Task description: Transcribe the entries below exactly.

Entries supplied:
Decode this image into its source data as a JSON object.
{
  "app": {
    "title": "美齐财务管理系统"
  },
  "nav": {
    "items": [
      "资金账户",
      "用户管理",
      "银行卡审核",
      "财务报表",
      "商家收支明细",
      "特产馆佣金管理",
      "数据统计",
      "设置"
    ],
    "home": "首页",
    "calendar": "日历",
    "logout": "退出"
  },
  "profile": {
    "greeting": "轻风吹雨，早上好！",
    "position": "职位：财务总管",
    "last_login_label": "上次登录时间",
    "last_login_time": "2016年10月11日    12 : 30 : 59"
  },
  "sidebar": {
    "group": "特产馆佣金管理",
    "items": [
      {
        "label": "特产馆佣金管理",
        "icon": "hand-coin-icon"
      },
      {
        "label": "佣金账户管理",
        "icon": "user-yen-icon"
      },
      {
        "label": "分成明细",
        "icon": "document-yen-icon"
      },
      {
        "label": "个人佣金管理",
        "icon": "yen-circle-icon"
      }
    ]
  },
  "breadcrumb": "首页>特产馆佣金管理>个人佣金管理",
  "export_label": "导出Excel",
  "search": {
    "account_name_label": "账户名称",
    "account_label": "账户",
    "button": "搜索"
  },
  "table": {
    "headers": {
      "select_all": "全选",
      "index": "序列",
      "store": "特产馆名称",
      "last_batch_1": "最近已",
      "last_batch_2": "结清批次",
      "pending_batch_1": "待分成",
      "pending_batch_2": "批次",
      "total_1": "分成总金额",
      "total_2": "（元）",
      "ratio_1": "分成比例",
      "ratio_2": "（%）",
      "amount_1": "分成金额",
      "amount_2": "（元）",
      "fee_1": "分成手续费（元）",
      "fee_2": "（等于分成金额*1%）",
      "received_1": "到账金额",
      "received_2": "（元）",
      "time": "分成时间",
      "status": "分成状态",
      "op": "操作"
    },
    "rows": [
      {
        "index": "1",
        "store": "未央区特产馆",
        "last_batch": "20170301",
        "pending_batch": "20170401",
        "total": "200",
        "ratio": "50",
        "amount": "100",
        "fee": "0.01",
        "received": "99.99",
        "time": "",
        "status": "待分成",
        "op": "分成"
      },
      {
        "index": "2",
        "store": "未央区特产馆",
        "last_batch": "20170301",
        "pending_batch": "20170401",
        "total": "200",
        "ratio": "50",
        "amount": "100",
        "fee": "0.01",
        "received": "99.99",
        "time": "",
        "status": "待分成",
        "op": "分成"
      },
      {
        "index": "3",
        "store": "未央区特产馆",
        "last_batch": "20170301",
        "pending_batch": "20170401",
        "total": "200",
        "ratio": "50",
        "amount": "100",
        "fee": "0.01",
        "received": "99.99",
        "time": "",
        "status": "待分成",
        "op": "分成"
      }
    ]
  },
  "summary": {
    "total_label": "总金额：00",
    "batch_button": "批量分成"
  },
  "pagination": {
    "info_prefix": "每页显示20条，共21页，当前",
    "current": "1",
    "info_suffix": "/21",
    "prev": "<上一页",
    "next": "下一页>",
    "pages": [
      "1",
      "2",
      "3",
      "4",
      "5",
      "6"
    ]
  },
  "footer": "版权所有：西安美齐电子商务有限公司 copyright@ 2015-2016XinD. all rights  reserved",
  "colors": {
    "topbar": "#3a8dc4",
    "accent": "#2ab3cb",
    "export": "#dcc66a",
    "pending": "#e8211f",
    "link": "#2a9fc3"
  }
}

Solution for this exercise:
Decode this image into its source data as a JSON object.
{
  "app": {
    "title": "美齐财务管理系统"
  },
  "nav": {
    "items": [
      "资金账户",
      "用户管理",
      "银行卡审核",
      "财务报表",
      "商家收支明细",
      "特产馆佣金管理",
      "数据统计",
      "设置"
    ],
    "home": "首页",
    "calendar": "日历",
    "logout": "退出"
  },
  "profile": {
    "greeting": "轻风吹雨，早上好！",
    "position": "职位：财务总管",
    "last_login_label": "上次登录时间",
    "last_login_time": "2016年10月11日    12 : 30 : 59"
  },
  "sidebar": {
    "group": "特产馆佣金管理",
    "items": [
      {
        "label": "特产馆佣金管理",
        "icon": "hand-coin-icon"
      },
      {
        "label": "佣金账户管理",
        "icon": "user-yen-icon"
      },
      {
        "label": "分成明细",
        "icon": "document-yen-icon"
      },
      {
        "label": "个人佣金管理",
        "icon": "yen-circle-icon"
      }
    ]
  },
  "breadcrumb": "首页>特产馆佣金管理>个人佣金管理",
  "export_label": "导出Excel",
  "search": {
    "account_name_label": "账户名称",
    "account_label": "账户",
    "button": "搜索"
  },
  "table": {
    "headers": {
      "select_all": "全选",
      "index": "序列",
      "store": "特产馆名称",
      "last_batch_1": "最近已",
      "last_batch_2": "结清批次",
      "pending_batch_1": "待分成",
      "pending_batch_2": "批次",
      "total_1": "分成总金额",
      "total_2": "（元）",
      "ratio_1": "分成比例",
      "ratio_2": "（%）",
      "amount_1": "分成金额",
      "amount_2": "（元）",
      "fee_1": "分成手续费（元）",
      "fee_2": "（等于分成金额*1%）",
      "received_1": "到账金额",
      "received_2": "（元）",
      "time": "分成时间",
      "status": "分成状态",
      "op": "操作"
    },
    "rows": [
      {
        "index": "1",
        "store": "未央区特产馆",
        "last_batch": "20170301",
        "pending_batch": "20170401",
        "total": "200",
        "ratio": "50",
        "amount": "100",
        "fee": "0.01",
        "received": "99.99",
        "time": "",
        "status": "待分成",
        "op": "分成"
      },
      {
        "index": "2",
        "store": "未央区特产馆",
        "last_batch": "20170301",
        "pending_batch": "20170401",
        "total": "200",
        "ratio": "50",
        "amount": "100",
        "fee": "0.01",
        "received": "99.99",
        "time": "",
        "status": "待分成",
        "op": "分成"
      },
      {
        "index": "3",
        "store": "未央区特产馆",
        "last_batch": "20170301",
        "pending_batch": "20170401",
        "total": "200",
        "ratio": "50",
        "amount": "100",
        "fee": "0.01",
        "received": "99.99",
        "time": "",
        "status": "待分成",
        "op": "分成"
      }
    ]
  },
  "summary": {
    "total_label": "总金额：00",
    "batch_button": "批量分成"
  },
  "pagination": {
    "info_prefix": "每页显示20条，共21页，当前",
    "current": "1",
    "info_suffix": "/21",
    "prev": "<上一页",
    "next": "下一页>",
    "pages": [
      "1",
      "2",
      "3",
      "4",
      "5",
      "6"
    ]
  },
  "footer": "版权所有：西安美齐电子商务有限公司 copyright@ 2015-2016XinD. all rights  reserved",
  "colors": {
    "topbar": "#3a8dc4",
    "accent": "#2ab3cb",
    "export": "#dcc66a",
    "pending": "#e8211f",
    "link": "#2a9fc3"
  }
}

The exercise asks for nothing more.